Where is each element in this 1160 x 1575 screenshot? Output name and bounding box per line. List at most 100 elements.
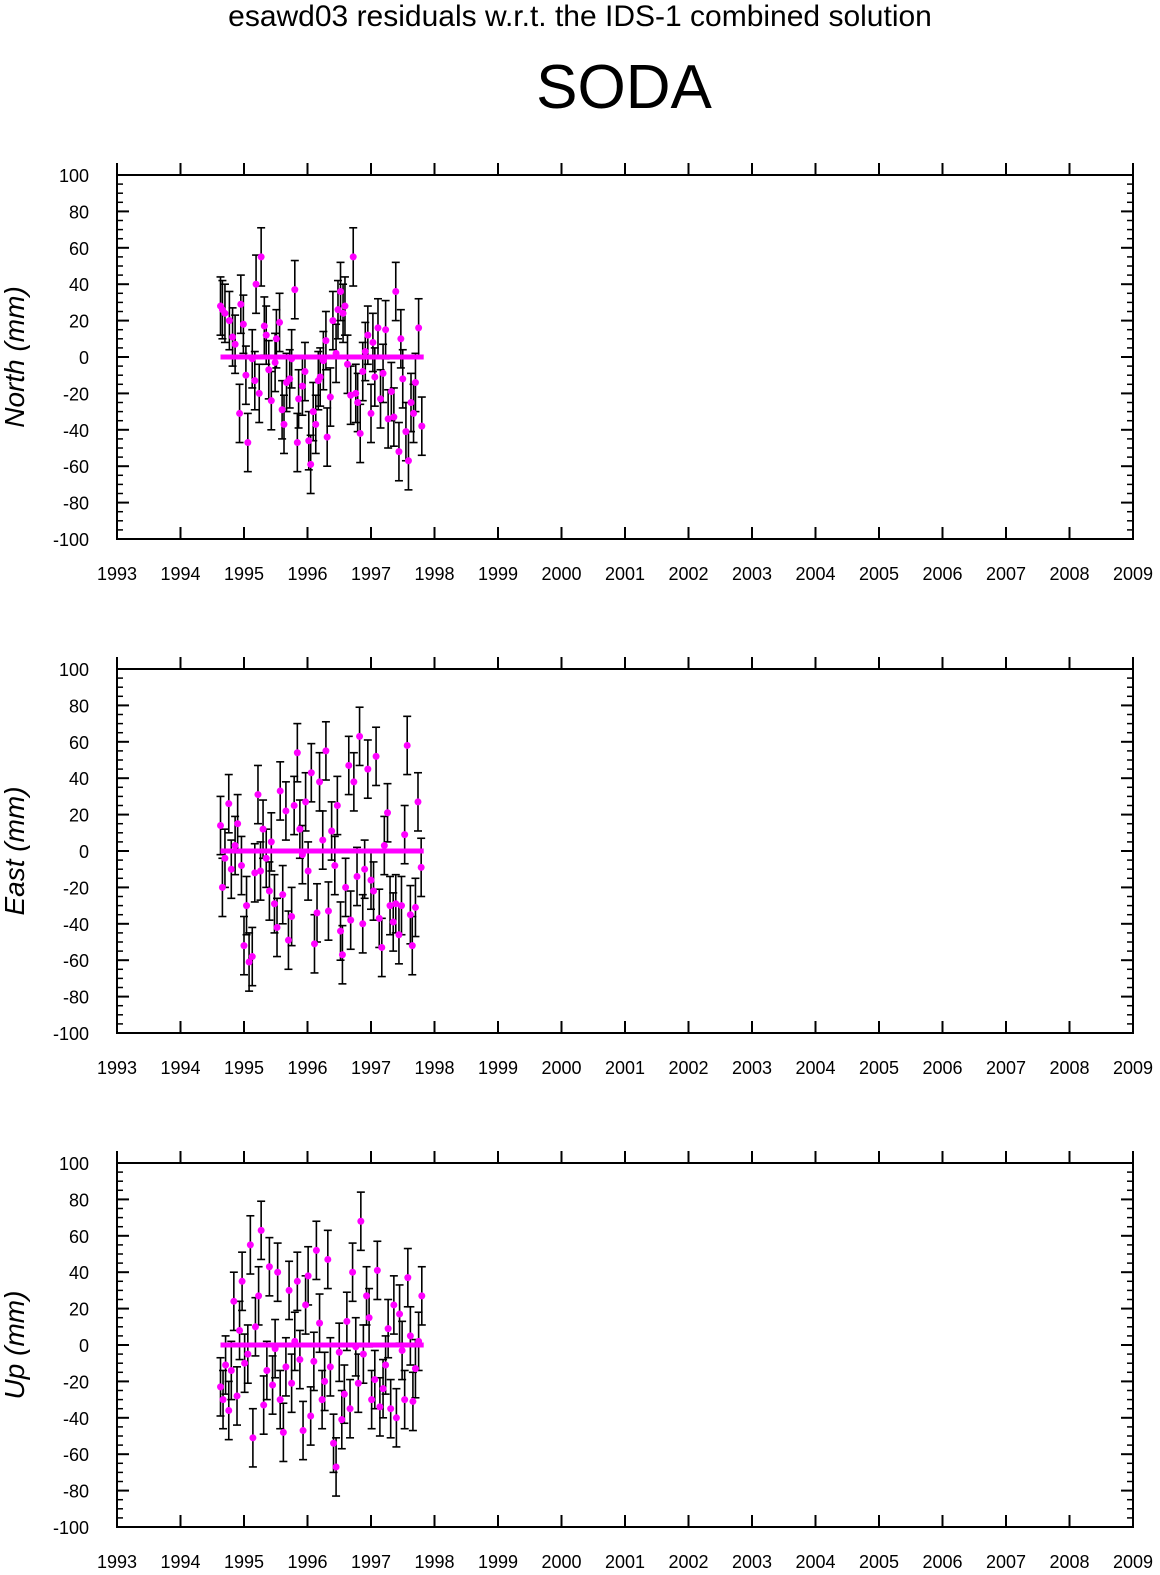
data-point — [370, 887, 378, 895]
x-tick-label: 2005 — [859, 1058, 899, 1078]
data-point — [312, 420, 320, 428]
data-point — [402, 428, 410, 436]
data-point — [328, 827, 336, 835]
data-point — [288, 1379, 296, 1387]
data-point — [241, 1359, 249, 1367]
data-point — [257, 253, 265, 261]
data-point — [262, 854, 270, 862]
y-tick-label: 40 — [69, 769, 89, 789]
data-point — [347, 916, 355, 924]
data-points — [217, 732, 425, 966]
data-point — [321, 1377, 329, 1385]
x-tick-label: 2008 — [1049, 564, 1089, 584]
data-point — [278, 406, 286, 414]
y-tick-label: 20 — [69, 312, 89, 332]
x-tick-label: 2002 — [668, 1552, 708, 1572]
data-point — [318, 1396, 326, 1404]
y-tick-label: -80 — [63, 494, 89, 514]
data-point — [293, 1277, 301, 1285]
x-tick-label: 1996 — [287, 564, 327, 584]
figure-subtitle: esawd03 residuals w.r.t. the IDS-1 combi… — [228, 0, 932, 33]
data-point — [392, 1414, 400, 1422]
data-point — [257, 1226, 265, 1234]
data-point — [371, 1376, 379, 1384]
data-point — [379, 369, 387, 377]
y-tick-label: -80 — [63, 1482, 89, 1502]
data-point — [350, 778, 358, 786]
data-point — [229, 333, 237, 341]
data-point — [398, 1346, 406, 1354]
data-point — [244, 439, 252, 447]
data-point — [273, 923, 281, 931]
data-point — [279, 891, 287, 899]
y-tick-label: -40 — [63, 1409, 89, 1429]
data-point — [349, 253, 357, 261]
x-tick-label: 2009 — [1113, 564, 1153, 584]
data-point — [401, 1396, 409, 1404]
data-point — [221, 854, 229, 862]
y-tick-label: 80 — [69, 202, 89, 222]
data-point — [260, 322, 268, 330]
data-point — [236, 1326, 244, 1334]
y-tick-label: 0 — [79, 348, 89, 368]
data-point — [352, 389, 360, 397]
data-point — [307, 769, 315, 777]
data-point — [217, 1383, 225, 1391]
data-point — [406, 1332, 414, 1340]
data-point — [319, 357, 327, 365]
data-point — [233, 1392, 241, 1400]
data-point — [372, 752, 380, 760]
y-tick-label: -60 — [63, 951, 89, 971]
x-axis: 1993 1994 1995 1996 1997 1998 1999 2000 2001 2002… — [97, 657, 1153, 1078]
chart-panel-north: 1993 1994 1995 1996 1997 1998 1999 2000 2001 2002… — [0, 163, 1153, 584]
data-point — [359, 920, 367, 928]
y-tick-label: -20 — [63, 384, 89, 404]
y-tick-label: -20 — [63, 1372, 89, 1392]
data-point — [243, 902, 251, 910]
data-point — [299, 1427, 307, 1435]
data-point — [397, 902, 405, 910]
data-point — [269, 1381, 277, 1389]
x-tick-label: 1997 — [351, 1058, 391, 1078]
data-point — [296, 1356, 304, 1364]
data-point — [338, 951, 346, 959]
data-point — [395, 448, 403, 456]
data-point — [356, 429, 364, 437]
y-tick-label: 20 — [69, 806, 89, 826]
data-point — [408, 942, 416, 950]
chart-panel-up: 1993 1994 1995 1996 1997 1998 1999 2000 2001 2002… — [0, 1151, 1153, 1572]
x-tick-label: 2006 — [922, 564, 962, 584]
data-point — [225, 1407, 233, 1415]
y-tick-label: 0 — [79, 842, 89, 862]
data-point — [237, 300, 245, 308]
x-tick-label: 2003 — [732, 564, 772, 584]
data-point — [324, 1255, 332, 1263]
data-point — [322, 747, 330, 755]
y-tick-label: -80 — [63, 988, 89, 1008]
data-point — [248, 953, 256, 961]
data-point — [231, 340, 239, 348]
data-point — [290, 802, 298, 809]
data-point — [296, 825, 304, 833]
data-point — [271, 1345, 279, 1353]
data-point — [316, 778, 324, 786]
data-point — [252, 280, 260, 288]
data-point — [276, 1396, 284, 1404]
y-tick-label: -20 — [63, 878, 89, 898]
y-tick-label: -60 — [63, 1445, 89, 1465]
data-point — [339, 309, 347, 317]
data-point — [288, 913, 296, 921]
data-point — [331, 862, 339, 870]
data-point — [359, 368, 367, 376]
data-point — [293, 749, 301, 757]
y-tick-label: 80 — [69, 696, 89, 716]
x-tick-label: 2007 — [986, 564, 1026, 584]
y-tick-label: -60 — [63, 457, 89, 477]
data-point — [282, 1363, 290, 1371]
data-point — [284, 936, 292, 944]
y-tick-label: -40 — [63, 421, 89, 441]
x-tick-label: 2009 — [1113, 1552, 1153, 1572]
x-tick-label: 1998 — [414, 1058, 454, 1078]
data-point — [392, 287, 400, 295]
data-point — [375, 914, 383, 922]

····················

Goal of the exercise » Please reproduce, word for word, the lines of the listing above, starting with the line containing "data-point — [370, 887, 378, 895]" and continuing through the line containing "data-point — [349, 253, 357, 261]", with both of those lines included.

Exercise result »
data-point — [370, 887, 378, 895]
x-tick-label: 2005 — [859, 1058, 899, 1078]
data-point — [312, 420, 320, 428]
data-point — [402, 428, 410, 436]
data-point — [328, 827, 336, 835]
data-point — [288, 1379, 296, 1387]
data-point — [241, 1359, 249, 1367]
data-point — [257, 253, 265, 261]
data-point — [262, 854, 270, 862]
y-tick-label: 40 — [69, 769, 89, 789]
data-point — [347, 916, 355, 924]
data-points — [217, 732, 425, 966]
data-point — [321, 1377, 329, 1385]
x-tick-label: 2008 — [1049, 564, 1089, 584]
data-point — [278, 406, 286, 414]
y-tick-label: 20 — [69, 312, 89, 332]
x-tick-label: 2002 — [668, 1552, 708, 1572]
data-point — [318, 1396, 326, 1404]
y-tick-label: -80 — [63, 494, 89, 514]
data-point — [293, 1277, 301, 1285]
x-tick-label: 1996 — [287, 564, 327, 584]
figure-subtitle: esawd03 residuals w.r.t. the IDS-1 combi… — [228, 0, 932, 33]
data-point — [392, 1414, 400, 1422]
data-point — [257, 1226, 265, 1234]
data-point — [371, 1376, 379, 1384]
data-point — [379, 369, 387, 377]
y-tick-label: -80 — [63, 1482, 89, 1502]
data-point — [350, 778, 358, 786]
data-point — [229, 333, 237, 341]
data-point — [398, 1346, 406, 1354]
data-point — [244, 439, 252, 447]
data-point — [273, 923, 281, 931]
data-point — [279, 891, 287, 899]
y-tick-label: -40 — [63, 1409, 89, 1429]
data-point — [349, 253, 357, 261]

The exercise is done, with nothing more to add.